Copy the data precisely, character for character, and leave out every picture.

• **Records to process**:
## begin

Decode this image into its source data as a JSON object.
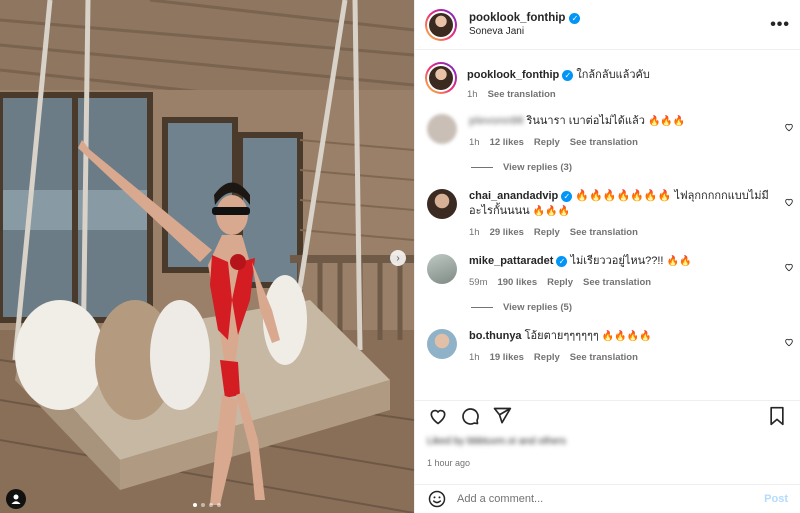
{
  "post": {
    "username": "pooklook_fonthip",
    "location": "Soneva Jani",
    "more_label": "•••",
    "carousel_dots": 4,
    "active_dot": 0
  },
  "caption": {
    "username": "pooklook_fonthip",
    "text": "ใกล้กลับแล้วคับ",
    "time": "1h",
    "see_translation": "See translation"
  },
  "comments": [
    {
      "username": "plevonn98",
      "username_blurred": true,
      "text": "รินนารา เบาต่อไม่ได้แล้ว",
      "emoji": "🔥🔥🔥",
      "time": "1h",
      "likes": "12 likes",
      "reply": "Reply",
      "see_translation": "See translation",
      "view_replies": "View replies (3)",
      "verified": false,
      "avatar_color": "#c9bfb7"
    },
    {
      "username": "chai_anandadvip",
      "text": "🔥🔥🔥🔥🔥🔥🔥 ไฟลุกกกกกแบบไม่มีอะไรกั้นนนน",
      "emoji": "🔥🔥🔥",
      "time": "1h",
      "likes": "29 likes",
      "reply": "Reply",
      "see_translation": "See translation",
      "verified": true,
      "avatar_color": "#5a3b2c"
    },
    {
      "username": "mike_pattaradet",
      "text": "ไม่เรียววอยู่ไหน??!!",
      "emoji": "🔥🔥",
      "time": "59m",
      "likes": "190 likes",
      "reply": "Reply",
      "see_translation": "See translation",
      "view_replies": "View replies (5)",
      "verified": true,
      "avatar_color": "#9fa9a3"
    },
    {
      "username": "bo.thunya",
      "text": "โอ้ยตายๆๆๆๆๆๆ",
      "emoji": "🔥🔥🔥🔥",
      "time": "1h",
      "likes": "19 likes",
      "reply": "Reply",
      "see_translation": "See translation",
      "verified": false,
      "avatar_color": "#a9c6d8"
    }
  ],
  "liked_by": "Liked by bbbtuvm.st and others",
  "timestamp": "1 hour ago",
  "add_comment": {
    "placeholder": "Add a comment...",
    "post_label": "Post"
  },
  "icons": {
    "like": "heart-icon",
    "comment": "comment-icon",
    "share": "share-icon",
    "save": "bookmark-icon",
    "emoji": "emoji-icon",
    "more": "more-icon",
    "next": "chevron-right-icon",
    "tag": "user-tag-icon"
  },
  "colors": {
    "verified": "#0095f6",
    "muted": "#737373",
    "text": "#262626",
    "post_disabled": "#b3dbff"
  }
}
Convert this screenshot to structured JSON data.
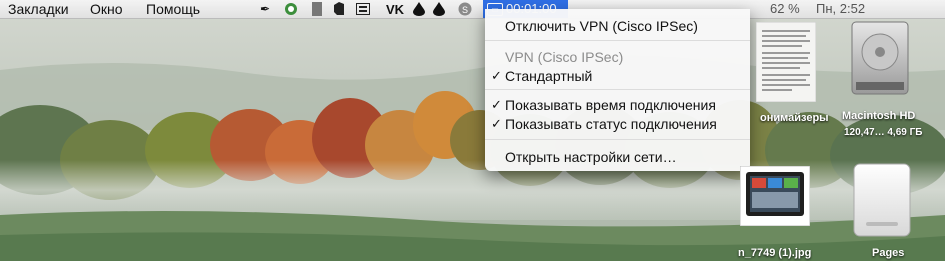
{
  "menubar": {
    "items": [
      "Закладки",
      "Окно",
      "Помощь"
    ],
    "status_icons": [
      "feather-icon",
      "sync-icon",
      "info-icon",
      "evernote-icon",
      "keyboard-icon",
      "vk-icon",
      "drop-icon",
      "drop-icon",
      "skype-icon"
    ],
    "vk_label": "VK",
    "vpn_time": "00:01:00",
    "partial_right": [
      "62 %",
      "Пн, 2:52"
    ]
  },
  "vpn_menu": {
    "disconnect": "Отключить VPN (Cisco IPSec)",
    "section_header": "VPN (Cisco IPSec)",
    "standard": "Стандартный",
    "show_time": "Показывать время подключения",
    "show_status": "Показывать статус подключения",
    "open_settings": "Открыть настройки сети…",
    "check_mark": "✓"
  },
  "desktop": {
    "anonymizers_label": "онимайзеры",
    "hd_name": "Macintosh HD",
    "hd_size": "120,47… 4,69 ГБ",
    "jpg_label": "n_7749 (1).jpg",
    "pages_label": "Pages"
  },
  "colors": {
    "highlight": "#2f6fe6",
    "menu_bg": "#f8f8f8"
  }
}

## end

• **Full solution**:
Decode this image into its source data as a JSON object.
{
  "post": {
    "username": "pooklook_fonthip",
    "location": "Soneva Jani",
    "more_label": "•••",
    "carousel_dots": 4,
    "active_dot": 0
  },
  "caption": {
    "username": "pooklook_fonthip",
    "text": "ใกล้กลับแล้วคับ",
    "time": "1h",
    "see_translation": "See translation"
  },
  "comments": [
    {
      "username": "plevonn98",
      "username_blurred": true,
      "text": "รินนารา เบาต่อไม่ได้แล้ว",
      "emoji": "🔥🔥🔥",
      "time": "1h",
      "likes": "12 likes",
      "reply": "Reply",
      "see_translation": "See translation",
      "view_replies": "View replies (3)",
      "verified": false,
      "avatar_color": "#c9bfb7"
    },
    {
      "username": "chai_anandadvip",
      "text": "🔥🔥🔥🔥🔥🔥🔥 ไฟลุกกกกกแบบไม่มีอะไรกั้นนนน",
      "emoji": "🔥🔥🔥",
      "time": "1h",
      "likes": "29 likes",
      "reply": "Reply",
      "see_translation": "See translation",
      "verified": true,
      "avatar_color": "#5a3b2c"
    },
    {
      "username": "mike_pattaradet",
      "text": "ไม่เรียววอยู่ไหน??!!",
      "emoji": "🔥🔥",
      "time": "59m",
      "likes": "190 likes",
      "reply": "Reply",
      "see_translation": "See translation",
      "view_replies": "View replies (5)",
      "verified": true,
      "avatar_color": "#9fa9a3"
    },
    {
      "username": "bo.thunya",
      "text": "โอ้ยตายๆๆๆๆๆๆ",
      "emoji": "🔥🔥🔥🔥",
      "time": "1h",
      "likes": "19 likes",
      "reply": "Reply",
      "see_translation": "See translation",
      "verified": false,
      "avatar_color": "#a9c6d8"
    }
  ],
  "liked_by": "Liked by bbbtuvm.st and others",
  "timestamp": "1 hour ago",
  "add_comment": {
    "placeholder": "Add a comment...",
    "post_label": "Post"
  },
  "icons": {
    "like": "heart-icon",
    "comment": "comment-icon",
    "share": "share-icon",
    "save": "bookmark-icon",
    "emoji": "emoji-icon",
    "more": "more-icon",
    "next": "chevron-right-icon",
    "tag": "user-tag-icon"
  },
  "colors": {
    "verified": "#0095f6",
    "muted": "#737373",
    "text": "#262626",
    "post_disabled": "#b3dbff"
  }
}
Convert this screenshot to structured JSON data.
{
  "menubar": {
    "items": [
      "Закладки",
      "Окно",
      "Помощь"
    ],
    "status_icons": [
      "feather-icon",
      "sync-icon",
      "info-icon",
      "evernote-icon",
      "keyboard-icon",
      "vk-icon",
      "drop-icon",
      "drop-icon",
      "skype-icon"
    ],
    "vk_label": "VK",
    "vpn_time": "00:01:00",
    "partial_right": [
      "62 %",
      "Пн, 2:52"
    ]
  },
  "vpn_menu": {
    "disconnect": "Отключить VPN (Cisco IPSec)",
    "section_header": "VPN (Cisco IPSec)",
    "standard": "Стандартный",
    "show_time": "Показывать время подключения",
    "show_status": "Показывать статус подключения",
    "open_settings": "Открыть настройки сети…",
    "check_mark": "✓"
  },
  "desktop": {
    "anonymizers_label": "онимайзеры",
    "hd_name": "Macintosh HD",
    "hd_size": "120,47… 4,69 ГБ",
    "jpg_label": "n_7749 (1).jpg",
    "pages_label": "Pages"
  },
  "colors": {
    "highlight": "#2f6fe6",
    "menu_bg": "#f8f8f8"
  }
}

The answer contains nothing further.